Can you return, character for character, the lines starting with the one that contains "208, 117, 213]" and going on through the one that contains "165, 49, 171]", including both of those lines and nothing else?

- - - - -

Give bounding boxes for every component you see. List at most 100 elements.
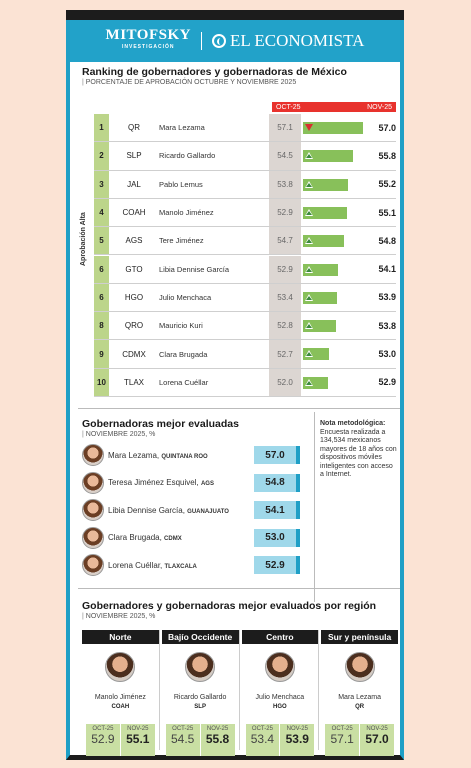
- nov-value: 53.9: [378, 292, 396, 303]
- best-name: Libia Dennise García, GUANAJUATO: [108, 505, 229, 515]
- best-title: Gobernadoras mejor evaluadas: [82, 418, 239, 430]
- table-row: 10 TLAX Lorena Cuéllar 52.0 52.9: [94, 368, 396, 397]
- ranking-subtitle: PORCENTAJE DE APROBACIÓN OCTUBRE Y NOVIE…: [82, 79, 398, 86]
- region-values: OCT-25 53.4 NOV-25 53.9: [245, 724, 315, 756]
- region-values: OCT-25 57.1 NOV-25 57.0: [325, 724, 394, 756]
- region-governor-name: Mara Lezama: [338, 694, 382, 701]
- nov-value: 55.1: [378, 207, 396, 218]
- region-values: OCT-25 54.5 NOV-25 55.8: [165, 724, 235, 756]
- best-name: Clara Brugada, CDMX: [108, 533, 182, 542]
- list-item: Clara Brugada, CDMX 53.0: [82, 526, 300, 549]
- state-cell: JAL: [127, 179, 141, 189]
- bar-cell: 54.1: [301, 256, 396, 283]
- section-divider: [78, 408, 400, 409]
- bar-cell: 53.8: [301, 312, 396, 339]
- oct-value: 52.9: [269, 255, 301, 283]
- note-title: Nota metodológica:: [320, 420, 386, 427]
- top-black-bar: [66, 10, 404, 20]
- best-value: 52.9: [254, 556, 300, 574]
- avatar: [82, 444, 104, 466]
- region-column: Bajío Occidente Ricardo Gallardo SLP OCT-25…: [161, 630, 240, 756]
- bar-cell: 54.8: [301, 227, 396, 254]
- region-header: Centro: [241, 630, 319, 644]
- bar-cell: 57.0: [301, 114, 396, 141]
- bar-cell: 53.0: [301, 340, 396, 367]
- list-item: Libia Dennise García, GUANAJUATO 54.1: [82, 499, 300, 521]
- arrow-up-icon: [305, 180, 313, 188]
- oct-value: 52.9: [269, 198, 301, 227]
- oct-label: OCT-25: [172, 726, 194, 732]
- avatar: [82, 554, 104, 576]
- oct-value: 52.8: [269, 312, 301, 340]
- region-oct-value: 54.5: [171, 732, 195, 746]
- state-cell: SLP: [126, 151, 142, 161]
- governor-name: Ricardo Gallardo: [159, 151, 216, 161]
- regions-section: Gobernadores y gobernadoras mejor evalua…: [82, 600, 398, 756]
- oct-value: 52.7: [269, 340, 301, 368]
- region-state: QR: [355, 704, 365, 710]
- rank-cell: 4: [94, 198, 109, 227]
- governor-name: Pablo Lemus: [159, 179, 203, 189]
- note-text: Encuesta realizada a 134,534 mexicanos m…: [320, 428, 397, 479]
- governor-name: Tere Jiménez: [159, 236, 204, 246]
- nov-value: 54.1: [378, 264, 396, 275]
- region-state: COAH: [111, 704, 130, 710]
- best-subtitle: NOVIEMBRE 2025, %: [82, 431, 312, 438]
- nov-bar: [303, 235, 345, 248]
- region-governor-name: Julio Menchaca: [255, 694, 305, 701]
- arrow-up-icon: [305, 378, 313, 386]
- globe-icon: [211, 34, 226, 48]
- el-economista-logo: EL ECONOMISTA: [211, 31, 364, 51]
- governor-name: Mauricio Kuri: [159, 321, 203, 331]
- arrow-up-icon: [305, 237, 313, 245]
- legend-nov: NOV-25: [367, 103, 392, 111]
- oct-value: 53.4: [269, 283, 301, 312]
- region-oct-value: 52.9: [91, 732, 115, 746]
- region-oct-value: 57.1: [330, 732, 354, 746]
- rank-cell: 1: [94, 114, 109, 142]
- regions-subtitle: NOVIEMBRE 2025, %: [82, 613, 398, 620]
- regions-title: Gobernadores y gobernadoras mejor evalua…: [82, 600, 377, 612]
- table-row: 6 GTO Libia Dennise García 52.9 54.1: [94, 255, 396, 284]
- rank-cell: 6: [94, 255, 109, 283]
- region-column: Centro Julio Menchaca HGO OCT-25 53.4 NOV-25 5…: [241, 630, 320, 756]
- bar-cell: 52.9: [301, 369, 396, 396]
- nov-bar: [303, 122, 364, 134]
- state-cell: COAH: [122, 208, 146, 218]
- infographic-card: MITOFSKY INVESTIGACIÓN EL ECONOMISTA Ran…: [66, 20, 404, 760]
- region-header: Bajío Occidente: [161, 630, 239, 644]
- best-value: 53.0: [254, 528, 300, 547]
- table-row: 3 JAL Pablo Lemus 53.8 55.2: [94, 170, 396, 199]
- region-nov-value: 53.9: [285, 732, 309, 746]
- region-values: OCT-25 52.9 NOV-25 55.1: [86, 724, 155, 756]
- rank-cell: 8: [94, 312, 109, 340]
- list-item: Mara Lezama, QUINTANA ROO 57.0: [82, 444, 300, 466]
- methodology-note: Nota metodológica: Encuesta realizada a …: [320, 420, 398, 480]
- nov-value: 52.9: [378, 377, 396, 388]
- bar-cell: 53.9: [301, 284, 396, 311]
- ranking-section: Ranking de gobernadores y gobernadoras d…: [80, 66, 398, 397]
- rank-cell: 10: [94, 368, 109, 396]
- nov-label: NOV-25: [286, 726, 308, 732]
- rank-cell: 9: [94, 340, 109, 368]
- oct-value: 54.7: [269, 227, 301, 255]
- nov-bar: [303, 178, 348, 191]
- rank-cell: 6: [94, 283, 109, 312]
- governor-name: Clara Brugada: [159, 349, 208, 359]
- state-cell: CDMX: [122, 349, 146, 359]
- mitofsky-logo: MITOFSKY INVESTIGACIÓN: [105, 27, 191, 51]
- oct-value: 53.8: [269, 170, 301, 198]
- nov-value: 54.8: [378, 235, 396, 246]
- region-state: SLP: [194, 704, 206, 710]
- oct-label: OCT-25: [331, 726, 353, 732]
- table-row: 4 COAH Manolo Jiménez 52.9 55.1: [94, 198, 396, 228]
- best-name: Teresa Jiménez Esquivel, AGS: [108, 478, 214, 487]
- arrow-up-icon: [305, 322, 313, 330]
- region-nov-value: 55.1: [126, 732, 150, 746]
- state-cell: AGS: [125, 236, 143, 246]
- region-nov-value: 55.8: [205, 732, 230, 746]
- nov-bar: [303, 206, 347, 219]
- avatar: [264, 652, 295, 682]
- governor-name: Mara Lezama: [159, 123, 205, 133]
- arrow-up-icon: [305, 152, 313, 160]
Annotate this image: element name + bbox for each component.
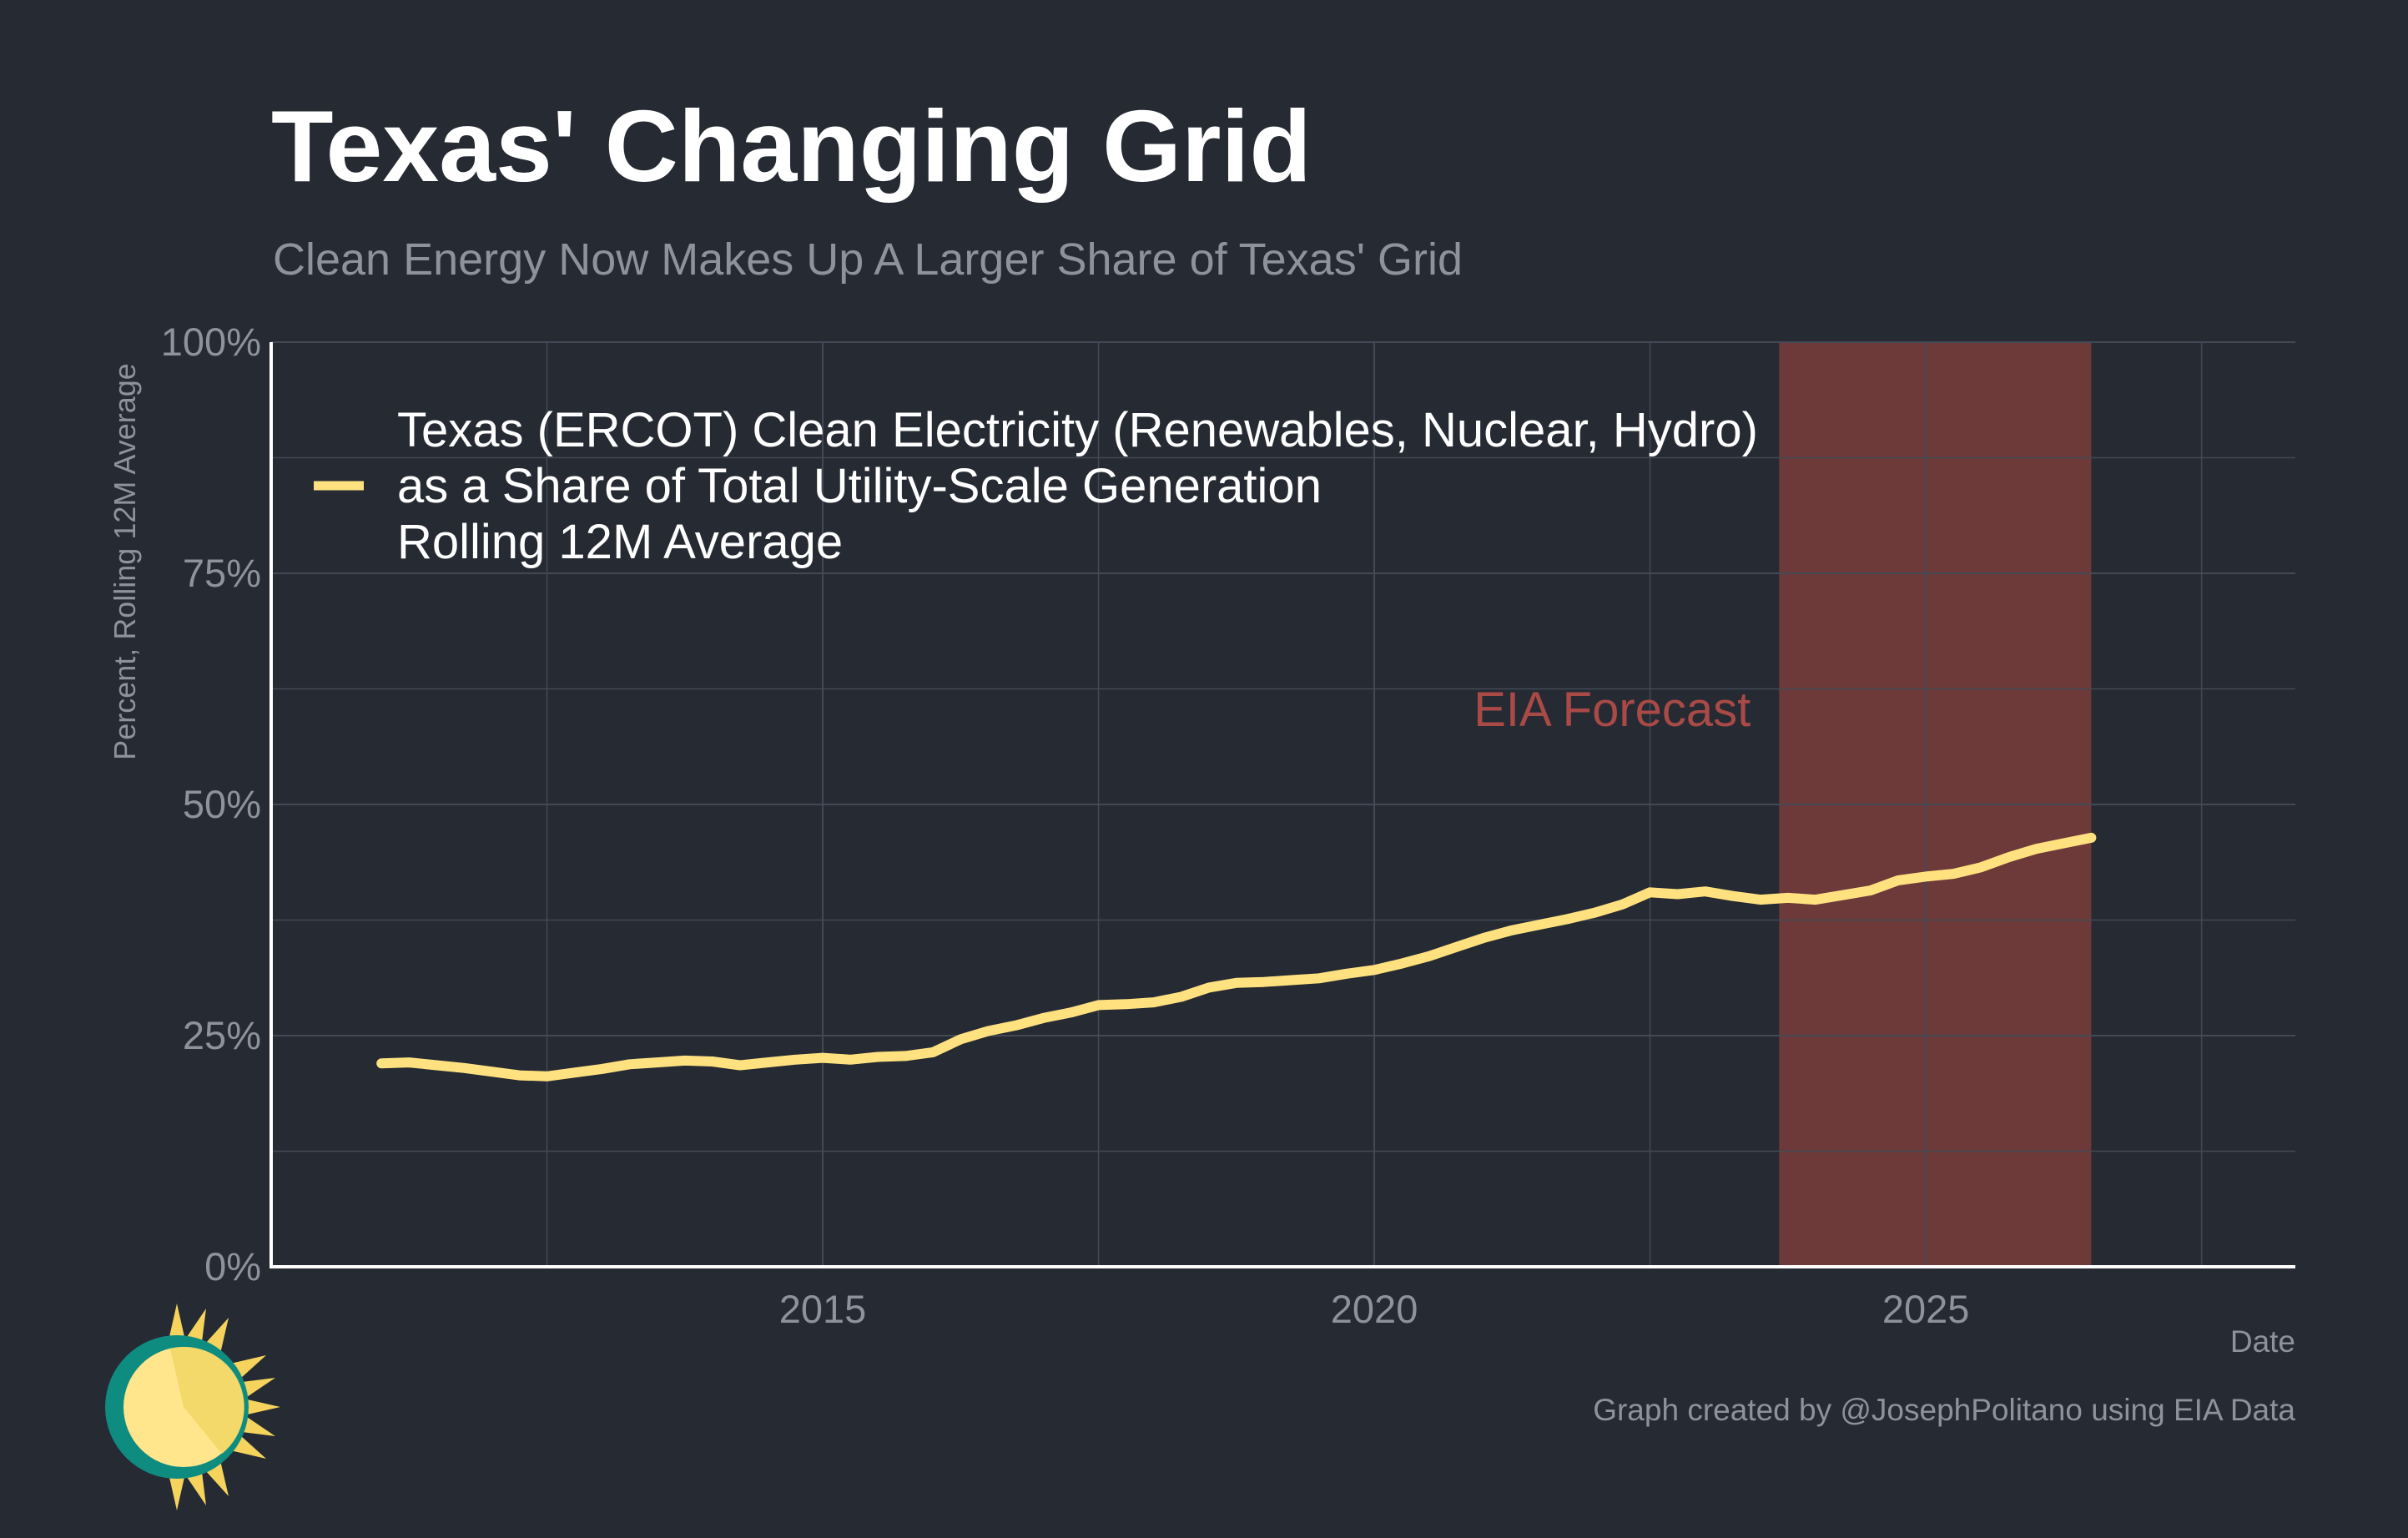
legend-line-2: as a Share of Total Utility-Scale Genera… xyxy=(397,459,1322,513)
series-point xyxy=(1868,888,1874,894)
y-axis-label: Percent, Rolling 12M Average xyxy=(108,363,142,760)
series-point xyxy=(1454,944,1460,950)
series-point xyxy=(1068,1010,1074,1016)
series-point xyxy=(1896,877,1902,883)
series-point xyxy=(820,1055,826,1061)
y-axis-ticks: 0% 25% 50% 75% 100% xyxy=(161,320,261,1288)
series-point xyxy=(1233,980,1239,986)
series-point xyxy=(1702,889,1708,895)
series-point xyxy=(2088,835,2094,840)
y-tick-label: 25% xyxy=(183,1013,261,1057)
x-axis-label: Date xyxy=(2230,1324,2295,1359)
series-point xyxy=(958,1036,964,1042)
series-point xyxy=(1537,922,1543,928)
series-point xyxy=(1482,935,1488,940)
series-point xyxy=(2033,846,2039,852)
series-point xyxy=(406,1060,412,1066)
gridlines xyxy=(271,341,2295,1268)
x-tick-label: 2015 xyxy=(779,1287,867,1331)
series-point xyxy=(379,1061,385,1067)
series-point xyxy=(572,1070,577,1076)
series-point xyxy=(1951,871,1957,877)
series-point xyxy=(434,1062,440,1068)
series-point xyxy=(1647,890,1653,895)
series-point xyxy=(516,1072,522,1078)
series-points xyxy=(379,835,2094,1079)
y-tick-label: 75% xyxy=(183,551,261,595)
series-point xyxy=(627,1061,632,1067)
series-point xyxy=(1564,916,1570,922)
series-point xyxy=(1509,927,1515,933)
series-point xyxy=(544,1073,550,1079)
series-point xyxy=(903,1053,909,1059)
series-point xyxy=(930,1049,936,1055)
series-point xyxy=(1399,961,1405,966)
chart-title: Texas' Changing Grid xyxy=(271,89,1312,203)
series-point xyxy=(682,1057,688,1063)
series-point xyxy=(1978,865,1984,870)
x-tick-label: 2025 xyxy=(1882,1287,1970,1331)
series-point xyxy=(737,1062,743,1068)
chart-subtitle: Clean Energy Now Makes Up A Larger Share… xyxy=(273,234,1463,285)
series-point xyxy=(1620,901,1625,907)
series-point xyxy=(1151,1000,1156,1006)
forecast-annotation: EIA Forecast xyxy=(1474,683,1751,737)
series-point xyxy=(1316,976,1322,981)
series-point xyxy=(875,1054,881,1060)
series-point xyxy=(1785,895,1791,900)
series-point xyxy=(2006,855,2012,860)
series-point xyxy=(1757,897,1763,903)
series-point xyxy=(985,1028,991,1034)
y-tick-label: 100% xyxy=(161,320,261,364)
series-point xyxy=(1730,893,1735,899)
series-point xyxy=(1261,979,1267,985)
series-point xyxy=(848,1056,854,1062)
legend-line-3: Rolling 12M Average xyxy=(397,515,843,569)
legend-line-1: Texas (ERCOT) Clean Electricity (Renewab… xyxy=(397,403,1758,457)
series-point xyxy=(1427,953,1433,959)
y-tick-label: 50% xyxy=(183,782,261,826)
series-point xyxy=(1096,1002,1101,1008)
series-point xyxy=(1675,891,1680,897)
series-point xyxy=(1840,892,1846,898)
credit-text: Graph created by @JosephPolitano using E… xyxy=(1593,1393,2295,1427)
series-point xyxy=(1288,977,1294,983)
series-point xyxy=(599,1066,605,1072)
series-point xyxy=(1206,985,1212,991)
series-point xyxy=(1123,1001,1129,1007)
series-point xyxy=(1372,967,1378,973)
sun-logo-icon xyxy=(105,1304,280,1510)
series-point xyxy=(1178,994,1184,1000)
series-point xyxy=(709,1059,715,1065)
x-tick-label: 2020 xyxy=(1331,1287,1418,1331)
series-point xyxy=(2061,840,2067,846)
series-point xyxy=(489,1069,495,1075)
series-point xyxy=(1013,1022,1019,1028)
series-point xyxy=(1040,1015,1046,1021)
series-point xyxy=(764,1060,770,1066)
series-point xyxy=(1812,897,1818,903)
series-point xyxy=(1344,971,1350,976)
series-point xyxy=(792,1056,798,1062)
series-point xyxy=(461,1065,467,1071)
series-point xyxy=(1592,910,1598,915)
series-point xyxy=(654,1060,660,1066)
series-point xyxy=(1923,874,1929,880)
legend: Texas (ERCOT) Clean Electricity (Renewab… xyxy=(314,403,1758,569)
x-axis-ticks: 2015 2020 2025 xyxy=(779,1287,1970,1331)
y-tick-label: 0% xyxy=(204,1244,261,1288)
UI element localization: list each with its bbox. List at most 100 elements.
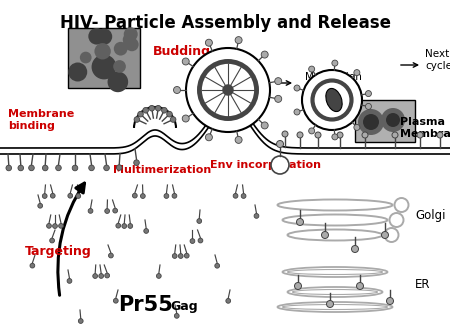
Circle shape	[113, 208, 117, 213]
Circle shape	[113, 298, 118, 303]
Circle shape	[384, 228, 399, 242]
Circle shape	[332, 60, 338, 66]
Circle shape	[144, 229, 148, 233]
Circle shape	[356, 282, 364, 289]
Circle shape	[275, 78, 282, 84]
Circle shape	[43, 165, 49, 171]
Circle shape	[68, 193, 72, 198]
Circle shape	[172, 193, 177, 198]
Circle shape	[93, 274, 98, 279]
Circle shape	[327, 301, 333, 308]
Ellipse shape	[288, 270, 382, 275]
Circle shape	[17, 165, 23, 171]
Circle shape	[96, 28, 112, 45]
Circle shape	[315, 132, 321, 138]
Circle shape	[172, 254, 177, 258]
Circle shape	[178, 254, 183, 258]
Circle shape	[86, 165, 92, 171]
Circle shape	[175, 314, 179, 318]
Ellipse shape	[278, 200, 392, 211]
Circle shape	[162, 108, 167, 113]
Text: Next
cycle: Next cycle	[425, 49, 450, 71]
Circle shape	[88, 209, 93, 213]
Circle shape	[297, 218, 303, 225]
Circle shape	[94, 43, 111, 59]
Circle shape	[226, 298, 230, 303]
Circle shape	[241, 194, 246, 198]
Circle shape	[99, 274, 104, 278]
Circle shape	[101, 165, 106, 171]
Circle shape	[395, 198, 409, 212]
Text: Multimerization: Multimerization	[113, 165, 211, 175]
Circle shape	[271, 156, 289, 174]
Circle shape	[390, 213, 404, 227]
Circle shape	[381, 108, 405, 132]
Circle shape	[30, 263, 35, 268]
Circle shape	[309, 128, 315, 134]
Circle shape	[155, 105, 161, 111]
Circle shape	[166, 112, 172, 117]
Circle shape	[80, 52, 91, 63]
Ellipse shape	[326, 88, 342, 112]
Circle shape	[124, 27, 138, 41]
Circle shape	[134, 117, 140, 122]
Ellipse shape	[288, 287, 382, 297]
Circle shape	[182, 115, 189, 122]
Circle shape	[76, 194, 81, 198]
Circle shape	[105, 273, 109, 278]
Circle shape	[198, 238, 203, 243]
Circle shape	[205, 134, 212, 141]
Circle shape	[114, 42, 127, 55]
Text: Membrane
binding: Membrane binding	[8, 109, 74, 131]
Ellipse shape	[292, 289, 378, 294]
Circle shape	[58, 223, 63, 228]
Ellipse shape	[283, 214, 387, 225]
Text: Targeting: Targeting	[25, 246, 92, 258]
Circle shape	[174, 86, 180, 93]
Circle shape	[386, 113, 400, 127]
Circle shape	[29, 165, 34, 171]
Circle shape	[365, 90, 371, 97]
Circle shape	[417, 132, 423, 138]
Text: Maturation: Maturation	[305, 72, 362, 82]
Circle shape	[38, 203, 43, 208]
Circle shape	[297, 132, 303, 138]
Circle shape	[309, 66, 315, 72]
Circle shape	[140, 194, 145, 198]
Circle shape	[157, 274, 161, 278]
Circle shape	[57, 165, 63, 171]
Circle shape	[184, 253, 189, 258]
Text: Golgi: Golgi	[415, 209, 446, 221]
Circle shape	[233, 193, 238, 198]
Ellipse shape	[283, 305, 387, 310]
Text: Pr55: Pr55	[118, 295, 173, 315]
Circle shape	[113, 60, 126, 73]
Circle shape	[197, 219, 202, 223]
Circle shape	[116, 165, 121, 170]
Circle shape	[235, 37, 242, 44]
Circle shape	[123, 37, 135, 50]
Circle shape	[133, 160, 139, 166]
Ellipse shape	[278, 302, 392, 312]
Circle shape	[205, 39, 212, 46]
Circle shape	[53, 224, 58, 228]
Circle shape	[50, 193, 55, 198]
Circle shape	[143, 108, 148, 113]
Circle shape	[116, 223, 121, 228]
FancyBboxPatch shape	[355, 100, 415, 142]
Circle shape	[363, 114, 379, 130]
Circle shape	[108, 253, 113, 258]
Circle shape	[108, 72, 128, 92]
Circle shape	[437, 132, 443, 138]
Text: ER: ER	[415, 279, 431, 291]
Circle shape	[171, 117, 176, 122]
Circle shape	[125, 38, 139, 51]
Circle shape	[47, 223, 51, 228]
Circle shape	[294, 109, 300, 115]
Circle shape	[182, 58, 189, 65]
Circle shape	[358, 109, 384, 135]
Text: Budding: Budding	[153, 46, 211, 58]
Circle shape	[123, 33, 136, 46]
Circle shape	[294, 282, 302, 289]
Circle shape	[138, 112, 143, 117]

- - - - -

In response >>
Circle shape	[113, 208, 117, 213]
Circle shape	[113, 298, 118, 303]
Circle shape	[384, 228, 399, 242]
Circle shape	[332, 60, 338, 66]
Circle shape	[144, 229, 148, 233]
Circle shape	[356, 282, 364, 289]
Circle shape	[275, 78, 282, 84]
Circle shape	[43, 165, 49, 171]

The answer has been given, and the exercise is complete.